SUPPLIED MATERIAL »
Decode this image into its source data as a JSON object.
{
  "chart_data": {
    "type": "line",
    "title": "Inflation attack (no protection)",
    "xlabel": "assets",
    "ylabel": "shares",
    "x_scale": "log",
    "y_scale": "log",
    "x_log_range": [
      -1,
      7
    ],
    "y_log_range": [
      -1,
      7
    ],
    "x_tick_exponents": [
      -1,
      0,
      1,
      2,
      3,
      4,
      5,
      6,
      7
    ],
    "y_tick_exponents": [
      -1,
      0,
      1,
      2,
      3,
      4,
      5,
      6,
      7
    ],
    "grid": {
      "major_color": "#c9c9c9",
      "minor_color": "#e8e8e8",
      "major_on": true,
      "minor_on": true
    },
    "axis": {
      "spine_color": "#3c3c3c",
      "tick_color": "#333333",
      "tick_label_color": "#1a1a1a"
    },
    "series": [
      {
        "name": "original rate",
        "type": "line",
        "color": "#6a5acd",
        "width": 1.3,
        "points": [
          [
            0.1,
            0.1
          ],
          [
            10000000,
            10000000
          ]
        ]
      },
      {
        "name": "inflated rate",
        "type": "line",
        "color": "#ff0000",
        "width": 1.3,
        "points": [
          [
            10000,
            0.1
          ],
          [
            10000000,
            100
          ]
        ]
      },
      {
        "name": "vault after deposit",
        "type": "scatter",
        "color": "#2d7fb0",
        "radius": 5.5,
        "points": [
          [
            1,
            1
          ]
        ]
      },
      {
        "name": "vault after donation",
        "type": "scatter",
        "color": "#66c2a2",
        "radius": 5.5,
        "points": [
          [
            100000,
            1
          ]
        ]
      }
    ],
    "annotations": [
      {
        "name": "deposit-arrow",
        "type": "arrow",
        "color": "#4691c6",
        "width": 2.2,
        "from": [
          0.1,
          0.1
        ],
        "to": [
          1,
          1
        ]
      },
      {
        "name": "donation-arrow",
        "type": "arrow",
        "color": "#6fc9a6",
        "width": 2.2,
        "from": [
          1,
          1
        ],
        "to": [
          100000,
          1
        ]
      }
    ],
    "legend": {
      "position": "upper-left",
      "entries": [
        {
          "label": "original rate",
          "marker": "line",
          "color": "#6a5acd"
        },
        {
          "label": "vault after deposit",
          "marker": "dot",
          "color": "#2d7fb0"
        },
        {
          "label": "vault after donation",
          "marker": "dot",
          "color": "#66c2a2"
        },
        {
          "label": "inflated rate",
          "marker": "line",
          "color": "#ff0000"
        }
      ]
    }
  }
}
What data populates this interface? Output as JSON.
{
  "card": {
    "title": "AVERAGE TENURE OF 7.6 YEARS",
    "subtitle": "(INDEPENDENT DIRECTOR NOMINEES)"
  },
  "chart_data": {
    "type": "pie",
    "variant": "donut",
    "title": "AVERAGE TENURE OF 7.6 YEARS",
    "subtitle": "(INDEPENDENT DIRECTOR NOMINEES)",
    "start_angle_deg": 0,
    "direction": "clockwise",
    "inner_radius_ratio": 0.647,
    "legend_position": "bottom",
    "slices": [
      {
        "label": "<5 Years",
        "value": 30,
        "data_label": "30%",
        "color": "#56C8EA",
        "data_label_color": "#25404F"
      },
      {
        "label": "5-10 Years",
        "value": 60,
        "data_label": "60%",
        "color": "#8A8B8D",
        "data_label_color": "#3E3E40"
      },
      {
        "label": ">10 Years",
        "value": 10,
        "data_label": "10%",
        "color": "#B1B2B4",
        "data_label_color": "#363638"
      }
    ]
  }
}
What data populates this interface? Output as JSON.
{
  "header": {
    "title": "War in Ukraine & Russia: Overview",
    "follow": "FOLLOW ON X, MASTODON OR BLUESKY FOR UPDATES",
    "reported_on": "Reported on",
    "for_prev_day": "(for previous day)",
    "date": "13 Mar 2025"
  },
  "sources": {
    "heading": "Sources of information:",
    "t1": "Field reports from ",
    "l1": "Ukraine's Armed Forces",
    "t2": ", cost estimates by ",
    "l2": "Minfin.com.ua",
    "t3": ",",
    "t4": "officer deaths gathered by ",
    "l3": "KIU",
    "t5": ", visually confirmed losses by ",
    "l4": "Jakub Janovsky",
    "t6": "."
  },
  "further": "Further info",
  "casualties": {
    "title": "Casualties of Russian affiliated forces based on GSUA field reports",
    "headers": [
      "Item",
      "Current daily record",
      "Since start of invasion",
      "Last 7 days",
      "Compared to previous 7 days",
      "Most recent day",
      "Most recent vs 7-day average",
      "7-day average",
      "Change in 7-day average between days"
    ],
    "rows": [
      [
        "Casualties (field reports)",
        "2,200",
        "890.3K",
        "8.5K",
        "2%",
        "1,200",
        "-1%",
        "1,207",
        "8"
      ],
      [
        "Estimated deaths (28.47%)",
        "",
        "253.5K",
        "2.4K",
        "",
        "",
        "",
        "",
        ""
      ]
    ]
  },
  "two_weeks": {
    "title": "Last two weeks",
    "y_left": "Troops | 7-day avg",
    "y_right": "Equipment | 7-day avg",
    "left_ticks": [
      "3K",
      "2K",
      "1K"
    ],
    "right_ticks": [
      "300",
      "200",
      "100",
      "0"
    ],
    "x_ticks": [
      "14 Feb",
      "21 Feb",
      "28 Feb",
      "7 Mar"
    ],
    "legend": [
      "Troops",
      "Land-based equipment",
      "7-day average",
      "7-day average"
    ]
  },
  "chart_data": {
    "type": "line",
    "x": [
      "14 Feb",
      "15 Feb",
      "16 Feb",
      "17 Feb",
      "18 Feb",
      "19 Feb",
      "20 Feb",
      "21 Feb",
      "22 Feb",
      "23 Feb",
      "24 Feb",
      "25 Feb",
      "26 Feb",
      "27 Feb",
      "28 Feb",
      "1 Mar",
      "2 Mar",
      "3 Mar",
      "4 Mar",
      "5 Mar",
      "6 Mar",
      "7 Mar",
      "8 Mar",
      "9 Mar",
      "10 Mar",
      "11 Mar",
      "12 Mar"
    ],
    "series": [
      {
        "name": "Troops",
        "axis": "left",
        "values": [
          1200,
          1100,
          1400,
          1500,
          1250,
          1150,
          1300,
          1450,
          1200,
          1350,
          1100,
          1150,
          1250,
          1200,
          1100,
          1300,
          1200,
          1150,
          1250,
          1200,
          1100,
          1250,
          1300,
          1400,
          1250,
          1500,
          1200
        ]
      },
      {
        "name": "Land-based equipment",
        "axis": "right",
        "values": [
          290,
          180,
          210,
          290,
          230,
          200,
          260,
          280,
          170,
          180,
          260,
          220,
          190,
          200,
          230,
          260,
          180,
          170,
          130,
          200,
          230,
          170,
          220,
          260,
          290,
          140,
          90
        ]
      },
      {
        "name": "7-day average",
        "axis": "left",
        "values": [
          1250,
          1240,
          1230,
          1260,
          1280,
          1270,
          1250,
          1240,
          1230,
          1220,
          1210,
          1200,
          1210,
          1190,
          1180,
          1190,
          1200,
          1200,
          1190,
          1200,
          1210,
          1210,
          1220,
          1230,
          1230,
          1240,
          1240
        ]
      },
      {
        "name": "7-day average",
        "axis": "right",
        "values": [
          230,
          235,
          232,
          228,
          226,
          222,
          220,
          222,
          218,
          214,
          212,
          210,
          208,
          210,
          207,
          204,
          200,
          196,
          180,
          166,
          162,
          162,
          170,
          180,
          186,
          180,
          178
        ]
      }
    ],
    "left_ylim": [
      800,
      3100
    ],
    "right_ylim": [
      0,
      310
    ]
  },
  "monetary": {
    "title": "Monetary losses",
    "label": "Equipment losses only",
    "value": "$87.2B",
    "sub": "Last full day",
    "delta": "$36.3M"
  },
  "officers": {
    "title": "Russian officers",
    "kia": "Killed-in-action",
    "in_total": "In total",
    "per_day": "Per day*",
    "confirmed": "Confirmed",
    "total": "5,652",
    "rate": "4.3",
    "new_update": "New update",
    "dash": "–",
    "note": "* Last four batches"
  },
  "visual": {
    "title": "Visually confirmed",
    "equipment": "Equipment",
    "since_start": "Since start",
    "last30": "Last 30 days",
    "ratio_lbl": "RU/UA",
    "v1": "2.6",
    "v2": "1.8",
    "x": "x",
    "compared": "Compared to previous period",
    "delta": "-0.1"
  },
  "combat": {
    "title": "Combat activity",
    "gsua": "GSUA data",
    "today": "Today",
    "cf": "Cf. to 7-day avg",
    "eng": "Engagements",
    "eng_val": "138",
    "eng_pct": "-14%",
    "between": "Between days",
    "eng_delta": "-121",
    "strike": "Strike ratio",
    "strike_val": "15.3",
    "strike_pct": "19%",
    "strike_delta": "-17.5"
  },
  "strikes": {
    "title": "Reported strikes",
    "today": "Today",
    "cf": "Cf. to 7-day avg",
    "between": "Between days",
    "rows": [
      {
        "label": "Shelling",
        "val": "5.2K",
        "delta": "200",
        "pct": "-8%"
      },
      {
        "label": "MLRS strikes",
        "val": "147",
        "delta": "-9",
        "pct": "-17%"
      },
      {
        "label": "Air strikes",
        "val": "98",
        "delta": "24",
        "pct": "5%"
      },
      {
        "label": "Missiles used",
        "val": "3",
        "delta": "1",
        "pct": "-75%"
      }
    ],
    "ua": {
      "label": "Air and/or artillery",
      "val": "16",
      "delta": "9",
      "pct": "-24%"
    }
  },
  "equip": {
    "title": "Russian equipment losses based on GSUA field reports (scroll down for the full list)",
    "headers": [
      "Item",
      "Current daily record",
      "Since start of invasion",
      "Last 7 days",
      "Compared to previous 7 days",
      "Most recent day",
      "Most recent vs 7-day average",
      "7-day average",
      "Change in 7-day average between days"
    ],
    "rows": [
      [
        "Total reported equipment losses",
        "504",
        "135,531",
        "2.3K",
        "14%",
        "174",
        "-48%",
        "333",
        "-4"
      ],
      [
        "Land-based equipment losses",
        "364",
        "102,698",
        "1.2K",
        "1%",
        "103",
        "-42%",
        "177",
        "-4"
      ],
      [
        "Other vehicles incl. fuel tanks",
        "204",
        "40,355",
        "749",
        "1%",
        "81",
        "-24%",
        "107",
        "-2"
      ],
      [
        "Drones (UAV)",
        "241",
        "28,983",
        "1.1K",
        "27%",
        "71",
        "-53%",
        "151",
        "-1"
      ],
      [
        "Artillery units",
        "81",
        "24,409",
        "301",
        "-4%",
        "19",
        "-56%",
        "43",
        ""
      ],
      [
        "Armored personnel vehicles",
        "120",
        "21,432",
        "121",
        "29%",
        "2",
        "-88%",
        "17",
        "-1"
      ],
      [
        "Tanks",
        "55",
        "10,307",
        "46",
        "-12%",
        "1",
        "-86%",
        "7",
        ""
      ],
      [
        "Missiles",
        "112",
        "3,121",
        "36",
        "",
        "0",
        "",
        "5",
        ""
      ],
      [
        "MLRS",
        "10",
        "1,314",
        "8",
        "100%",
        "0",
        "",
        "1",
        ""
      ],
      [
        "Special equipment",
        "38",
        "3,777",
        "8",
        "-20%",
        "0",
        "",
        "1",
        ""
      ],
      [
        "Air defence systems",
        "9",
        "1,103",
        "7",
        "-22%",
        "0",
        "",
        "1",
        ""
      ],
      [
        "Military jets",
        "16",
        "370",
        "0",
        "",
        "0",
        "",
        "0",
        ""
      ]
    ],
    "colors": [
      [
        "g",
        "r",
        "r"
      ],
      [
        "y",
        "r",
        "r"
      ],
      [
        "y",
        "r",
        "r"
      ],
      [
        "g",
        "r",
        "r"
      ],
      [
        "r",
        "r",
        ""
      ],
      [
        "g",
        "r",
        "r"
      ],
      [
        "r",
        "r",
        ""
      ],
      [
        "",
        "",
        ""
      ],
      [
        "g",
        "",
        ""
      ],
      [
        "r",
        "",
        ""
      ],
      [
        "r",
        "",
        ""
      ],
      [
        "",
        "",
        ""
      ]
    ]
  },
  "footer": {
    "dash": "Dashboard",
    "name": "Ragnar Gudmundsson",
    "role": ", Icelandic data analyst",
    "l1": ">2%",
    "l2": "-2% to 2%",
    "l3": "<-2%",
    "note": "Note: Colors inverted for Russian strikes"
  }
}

THE REQUEST » Check all the records above and select each line where the string "full" is found.

RESULT OF THIS EXERCISE »
    "sub": "Last full day",
    "title": "Russian equipment losses based on GSUA field reports (scroll down for the full list)",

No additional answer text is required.